[Annotated element entries]
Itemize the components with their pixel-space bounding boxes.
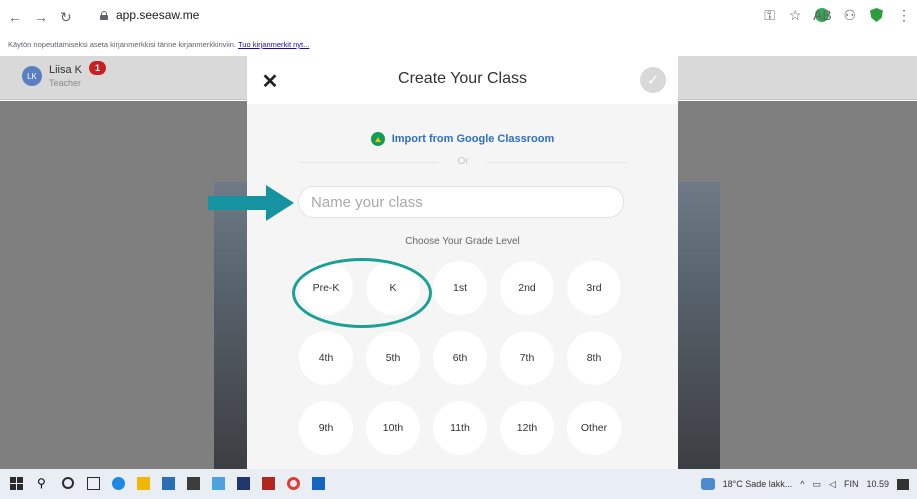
weather-text[interactable]: 18°C Sade lakk... [723,477,793,491]
search-icon[interactable]: ⚲ [37,476,50,490]
or-label: Or [457,156,469,167]
modal-header: ✕ Create Your Class ✓ [247,56,678,104]
system-tray: 18°C Sade lakk... ^ ▭ ◁ FIN 10.59 [700,477,909,491]
google-classroom-icon [370,132,385,146]
import-google-classroom-link[interactable]: Import from Google Classroom [247,132,678,146]
grade-button-7th[interactable]: 7th [500,331,554,385]
grade-button-1st[interactable]: 1st [433,261,487,315]
notification-icon[interactable] [897,478,909,490]
class-name-input[interactable] [298,186,624,218]
powerpoint-icon[interactable] [262,477,275,490]
network-icon[interactable]: ▭ [813,477,822,491]
grade-button-4th[interactable]: 4th [299,331,353,385]
grade-button-8th[interactable]: 8th [567,331,621,385]
outlook-icon[interactable] [312,477,325,490]
bookmark-bar: Käytön nopeuttamiseksi aseta kirjanmerkk… [0,36,917,56]
clock[interactable]: 10.59 [866,477,889,491]
app-icon[interactable] [212,477,225,490]
forward-icon[interactable]: → [34,9,48,25]
teams-icon[interactable] [237,477,250,490]
check-icon[interactable]: ✓ [640,67,666,93]
weather-icon[interactable] [700,478,715,490]
store-icon[interactable] [187,477,200,490]
mail-icon[interactable] [162,477,175,490]
grade-button-other[interactable]: Other [567,401,621,455]
browser-toolbar: ← → ↻ app.seesaw.me ⚿ ☆ AB ⚇ ⋮ [0,0,917,36]
grade-button-10th[interactable]: 10th [366,401,420,455]
browser-actions: ⚿ ☆ AB ⚇ ⋮ [764,7,911,23]
star-icon[interactable]: ☆ [789,7,802,23]
back-icon[interactable]: ← [8,9,22,25]
import-google-label: Import from Google Classroom [391,133,555,145]
key-icon[interactable]: ⚿ [764,7,775,23]
file-explorer-icon[interactable] [137,477,150,490]
import-bookmarks-link[interactable]: Tuo kirjanmerkit nyt... [238,40,309,49]
or-divider: Or [299,156,627,170]
grade-button-5th[interactable]: 5th [366,331,420,385]
task-view-icon[interactable] [87,477,100,490]
grade-button-9th[interactable]: 9th [299,401,353,455]
highlight-circle [292,258,432,328]
grade-button-3rd[interactable]: 3rd [567,261,621,315]
bookmark-hint: Käytön nopeuttamiseksi aseta kirjanmerkk… [8,40,237,49]
address-bar-url[interactable]: app.seesaw.me [116,8,199,22]
reload-icon[interactable]: ↻ [60,9,72,26]
modal-title: Create Your Class [398,70,527,87]
chrome-icon[interactable] [287,477,300,490]
grade-button-12th[interactable]: 12th [500,401,554,455]
volume-icon[interactable]: ◁ [829,477,836,491]
create-class-modal: ✕ Create Your Class ✓ Import from Google… [247,56,678,469]
lock-icon [100,11,108,20]
grade-level-prompt: Choose Your Grade Level [405,236,520,247]
notification-badge[interactable]: 1 [89,61,106,75]
extension-icon[interactable]: AB [813,7,832,23]
edge-icon[interactable] [112,477,125,490]
windows-start-icon[interactable] [10,477,23,490]
grade-button-2nd[interactable]: 2nd [500,261,554,315]
windows-taskbar: ⚲ 18°C Sade lakk... ^ ▭ ◁ FIN 10.59 [0,469,917,499]
arrow-annotation-icon [208,185,294,221]
grade-button-11th[interactable]: 11th [433,401,487,455]
menu-icon[interactable]: ⋮ [897,7,911,23]
shield-icon[interactable] [870,8,883,22]
chevron-up-icon[interactable]: ^ [800,477,804,491]
language-indicator[interactable]: FIN [844,477,859,491]
grade-button-6th[interactable]: 6th [433,331,487,385]
profile-icon[interactable]: ⚇ [843,7,856,23]
cortana-icon[interactable] [62,477,74,489]
user-role: Teacher [49,78,82,88]
user-name[interactable]: Liisa K [49,64,82,76]
avatar[interactable]: LK [22,66,42,86]
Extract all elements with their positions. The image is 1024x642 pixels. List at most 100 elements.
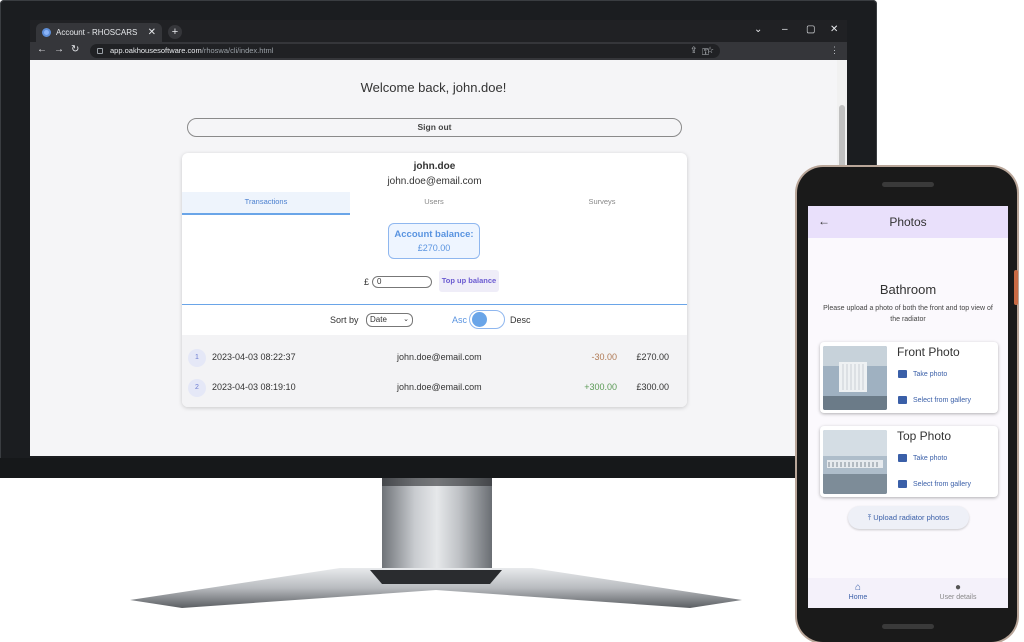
- account-card: john.doe john.doe@email.com Transactions…: [182, 153, 687, 407]
- phone-side-button: [1014, 270, 1018, 305]
- sort-order-toggle[interactable]: [469, 310, 505, 329]
- monitor-chin: [0, 458, 877, 478]
- address-bar[interactable]: app.oakhousesoftware.com/rhoswa/cli/inde…: [90, 44, 720, 58]
- tab-bar: Account - RHOSCARS ✕ + ⌄ – ▢ ✕: [30, 20, 847, 42]
- welcome-heading: Welcome back, john.doe!: [360, 80, 507, 95]
- browser-tab[interactable]: Account - RHOSCARS ✕: [36, 23, 162, 42]
- phone-bottom-speaker: [882, 624, 934, 629]
- upload-label: Upload radiator photos: [873, 513, 950, 522]
- image-icon: [898, 396, 907, 404]
- bottom-nav: ⌂ Home ● User details: [808, 578, 1008, 608]
- top-up-row: £ 0 Top up balance: [182, 270, 687, 294]
- transaction-date: 2023-04-03 08:19:10: [212, 382, 296, 392]
- sort-by-label: Sort by: [330, 315, 359, 325]
- transactions-list: 1 2023-04-03 08:22:37 john.doe@email.com…: [182, 335, 687, 407]
- person-icon: ●: [954, 582, 962, 593]
- front-photo-card: Front Photo Take photo Select from galle…: [820, 342, 998, 413]
- lock-icon: [97, 48, 103, 54]
- select-from-gallery-button[interactable]: Select from gallery: [898, 396, 971, 404]
- sort-select[interactable]: Date ⌄: [366, 313, 413, 327]
- tab-transactions[interactable]: Transactions: [182, 192, 350, 215]
- balance-value: £270.00: [417, 243, 451, 253]
- sort-select-value: Date: [370, 315, 387, 324]
- tab-surveys[interactable]: Surveys: [518, 192, 686, 215]
- monitor-stand-base: [130, 568, 742, 608]
- gallery-label: Select from gallery: [913, 396, 971, 404]
- transaction-email: john.doe@email.com: [397, 382, 482, 392]
- take-photo-label: Take photo: [913, 454, 948, 462]
- instructions-text: Please upload a photo of both the front …: [823, 305, 993, 323]
- image-icon: [898, 480, 907, 488]
- balance-label: Account balance:: [394, 229, 474, 240]
- account-tabs: Transactions Users Surveys: [182, 192, 687, 215]
- user-email: john.doe@email.com: [387, 176, 482, 187]
- gallery-label: Select from gallery: [913, 480, 971, 488]
- nav-user-details[interactable]: ● User details: [908, 582, 1008, 601]
- chevron-down-icon[interactable]: ⌄: [754, 24, 762, 35]
- take-photo-button[interactable]: Take photo: [898, 454, 947, 462]
- asc-label: Asc: [452, 315, 468, 325]
- forward-icon[interactable]: →: [54, 44, 64, 55]
- app-bar-title: Photos: [889, 215, 927, 229]
- top-up-amount-input[interactable]: 0: [372, 276, 432, 288]
- monitor-neck: [382, 478, 492, 570]
- home-icon: ⌂: [854, 582, 862, 593]
- toggle-knob: [472, 312, 487, 327]
- reload-icon[interactable]: ↻: [71, 44, 79, 55]
- web-page: Welcome back, john.doe! Sign out john.do…: [30, 60, 837, 456]
- monitor-neck-shadow: [382, 478, 492, 486]
- top-up-balance-button[interactable]: Top up balance: [439, 270, 499, 292]
- transaction-amount: -30.00: [591, 352, 617, 362]
- phone-screen: ← Photos Bathroom Please upload a photo …: [808, 206, 1008, 608]
- restore-icon[interactable]: ▢: [806, 24, 815, 35]
- table-row[interactable]: 1 2023-04-03 08:22:37 john.doe@email.com…: [182, 343, 687, 373]
- transaction-date: 2023-04-03 08:22:37: [212, 352, 296, 362]
- card-title: Front Photo: [897, 345, 960, 359]
- desc-label: Desc: [510, 315, 531, 325]
- camera-icon: [898, 454, 907, 462]
- take-photo-button[interactable]: Take photo: [898, 370, 947, 378]
- new-tab-button[interactable]: +: [168, 25, 182, 39]
- app-bar: ← Photos: [808, 206, 1008, 238]
- menu-icon[interactable]: ⋮: [830, 45, 839, 56]
- top-photo-card: Top Photo Take photo Select from gallery: [820, 426, 998, 497]
- tab-title: Account - RHOSCARS: [56, 28, 138, 37]
- camera-icon: [898, 370, 907, 378]
- chevron-down-icon: ⌄: [403, 316, 409, 323]
- back-icon[interactable]: ←: [37, 44, 47, 55]
- username: john.doe: [413, 161, 456, 172]
- nav-home[interactable]: ⌂ Home: [808, 582, 908, 601]
- url-host: app.oakhousesoftware.com: [110, 46, 202, 55]
- top-radiator-thumbnail: [823, 430, 887, 494]
- url-path: /rhoswa/cli/index.html: [201, 46, 274, 55]
- card-title: Top Photo: [897, 429, 952, 443]
- transaction-balance: £300.00: [636, 382, 669, 392]
- front-radiator-thumbnail: [823, 346, 887, 410]
- transaction-balance: £270.00: [636, 352, 669, 362]
- phone-speaker: [882, 182, 934, 187]
- room-title: Bathroom: [879, 282, 937, 297]
- row-number: 1: [188, 349, 206, 367]
- minimize-icon[interactable]: –: [782, 24, 788, 35]
- account-balance-box: Account balance: £270.00: [388, 223, 480, 259]
- sort-row: Sort by Date ⌄ Asc Desc: [182, 305, 687, 335]
- browser-toolbar: ← → ↻ app.oakhousesoftware.com/rhoswa/cl…: [30, 42, 847, 60]
- tab-users[interactable]: Users: [350, 192, 518, 215]
- browser-window: Account - RHOSCARS ✕ + ⌄ – ▢ ✕ ← → ↻ app…: [30, 20, 847, 456]
- star-icon[interactable]: ☆: [706, 45, 714, 56]
- row-number: 2: [188, 379, 206, 397]
- tab-close-icon[interactable]: ✕: [148, 27, 156, 38]
- table-row[interactable]: 2 2023-04-03 08:19:10 john.doe@email.com…: [182, 373, 687, 403]
- nav-home-label: Home: [848, 594, 868, 601]
- currency-symbol: £: [364, 277, 370, 287]
- window-close-icon[interactable]: ✕: [830, 24, 838, 35]
- take-photo-label: Take photo: [913, 370, 948, 378]
- sign-out-button[interactable]: Sign out: [187, 118, 682, 137]
- transaction-amount: +300.00: [584, 382, 617, 392]
- favicon-icon: [42, 28, 51, 37]
- transaction-email: john.doe@email.com: [397, 352, 482, 362]
- select-from-gallery-button[interactable]: Select from gallery: [898, 480, 971, 488]
- share-icon[interactable]: ⇪: [690, 45, 698, 56]
- stage: { "browser": { "tab_title": "Account - R…: [0, 0, 1024, 642]
- upload-radiator-photos-button[interactable]: ⤒ Upload radiator photos: [848, 506, 969, 529]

Given instruction:
Copy out the lines of the listing from the one containing "weather-text[interactable]: 18°C Sade" through the one containing "import-google-classroom-link[interactable]: Import from", including both of those lines.

Full output:
weather-text[interactable]: 18°C Sade lakk... [723,477,793,491]
search-icon[interactable]: ⚲ [37,476,50,490]
or-label: Or [457,156,469,167]
modal-header: ✕ Create Your Class ✓ [247,56,678,104]
system-tray: 18°C Sade lakk... ^ ▭ ◁ FIN 10.59 [700,477,909,491]
google-classroom-icon [370,132,385,146]
import-google-classroom-link[interactable]: Import from Google Classroom [247,132,678,146]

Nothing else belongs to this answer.